# START OF Extracted entries
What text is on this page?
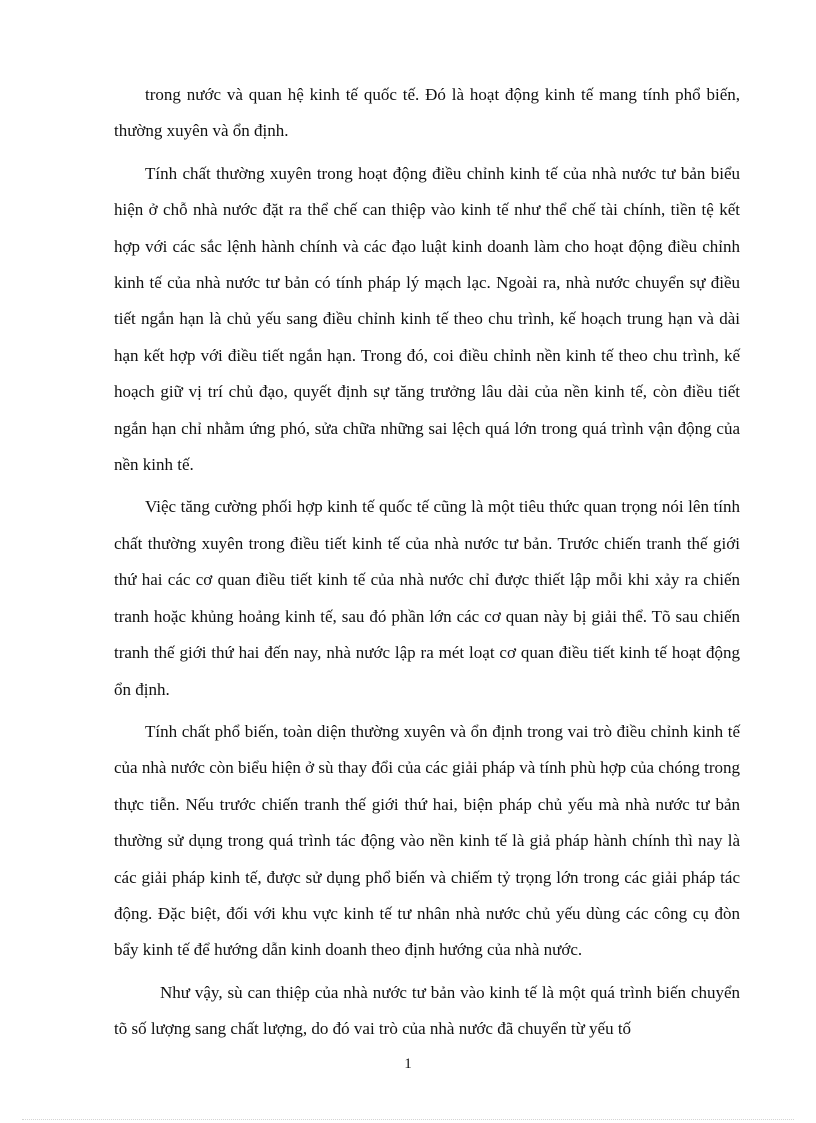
trong nước và quan hệ kinh tế quốc tế. Đó là hoạt động kinh tế mang tính phổ biến, thường xuyên và ổn định.

Tính chất thường xuyên trong hoạt động điều chỉnh kinh tế của nhà nước tư bản biểu hiện ở chỗ nhà nước đặt ra thể chế can thiệp vào kinh tế như thể chế tài chính, tiền tệ kết hợp với các sắc lệnh hành chính và các đạo luật kinh doanh làm cho hoạt động điều chỉnh kinh tế của nhà nước tư bản có tính pháp lý mạch lạc. Ngoài ra, nhà nước chuyển sự điều tiết ngắn hạn là chủ yếu sang điều chỉnh kinh tế theo chu trình, kế hoạch trung hạn và dài hạn kết hợp với điều tiết ngắn hạn. Trong đó, coi điều chỉnh nền kinh tế theo chu trình, kế hoạch giữ vị trí chủ đạo, quyết định sự tăng trưởng lâu dài của nền kinh tế, còn điều tiết ngắn hạn chỉ nhằm ứng phó, sửa chữa những sai lệch quá lớn trong quá trình vận động của nền kinh tế.

Việc tăng cường phối hợp kinh tế quốc tế cũng là một tiêu thức quan trọng nói lên tính chất thường xuyên trong điều tiết kinh tế của nhà nước tư bản. Trước chiến tranh thế giới thứ hai các cơ quan điều tiết kinh tế của nhà nước chỉ được thiết lập mỗi khi xảy ra chiến tranh hoặc khủng hoảng kinh tế, sau đó phần lớn các cơ quan này bị giải thể. Tõ sau chiến tranh thế giới thứ hai đến nay, nhà nước lập ra mét loạt cơ quan điều tiết kinh tế hoạt động ổn định.

Tính chất phổ biến, toàn diện thường xuyên và ổn định trong vai trò điều chỉnh kinh tế của nhà nước còn biểu hiện ở sù thay đổi của các giải pháp và tính phù hợp của chóng trong thực tiễn. Nếu trước chiến tranh thế giới thứ hai, biện pháp chủ yếu mà nhà nước tư bản thường sử dụng trong quá trình tác động vào nền kinh tế là giả pháp hành chính thì nay là các giải pháp kinh tế, được sử dụng phổ biến và chiếm tỷ trọng lớn trong các giải pháp tác động. Đặc biệt, đối với khu vực kinh tế tư nhân nhà nước chủ yếu dùng các công cụ đòn bẩy kinh tế để hướng dẫn kinh doanh theo định hướng của nhà nước.

Như vậy, sù can thiệp của nhà nước tư bản vào kinh tế là một quá trình biến chuyển tõ số lượng sang chất lượng, do đó vai trò của nhà nước đã chuyển từ yếu tố

1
# END OF Extracted entries
* _Directions_
Pick out and copy the lines of the entries that hold the string "quan".

* _Response to this task_
trong nước và quan hệ kinh tế quốc tế. Đó là hoạt động kinh tế mang tính phổ biến, thường xuyên và ổn định.
Việc tăng cường phối hợp kinh tế quốc tế cũng là một tiêu thức quan trọng nói lên tính chất thường xuyên trong điều tiết kinh tế của nhà nước tư bản. Trước chiến tranh thế giới thứ hai các cơ quan điều tiết kinh tế của nhà nước chỉ được thiết lập mỗi khi xảy ra chiến tranh hoặc khủng hoảng kinh tế, sau đó phần lớn các cơ quan này bị giải thể. Tõ sau chiến tranh thế giới thứ hai đến nay, nhà nước lập ra mét loạt cơ quan điều tiết kinh tế hoạt động ổn định.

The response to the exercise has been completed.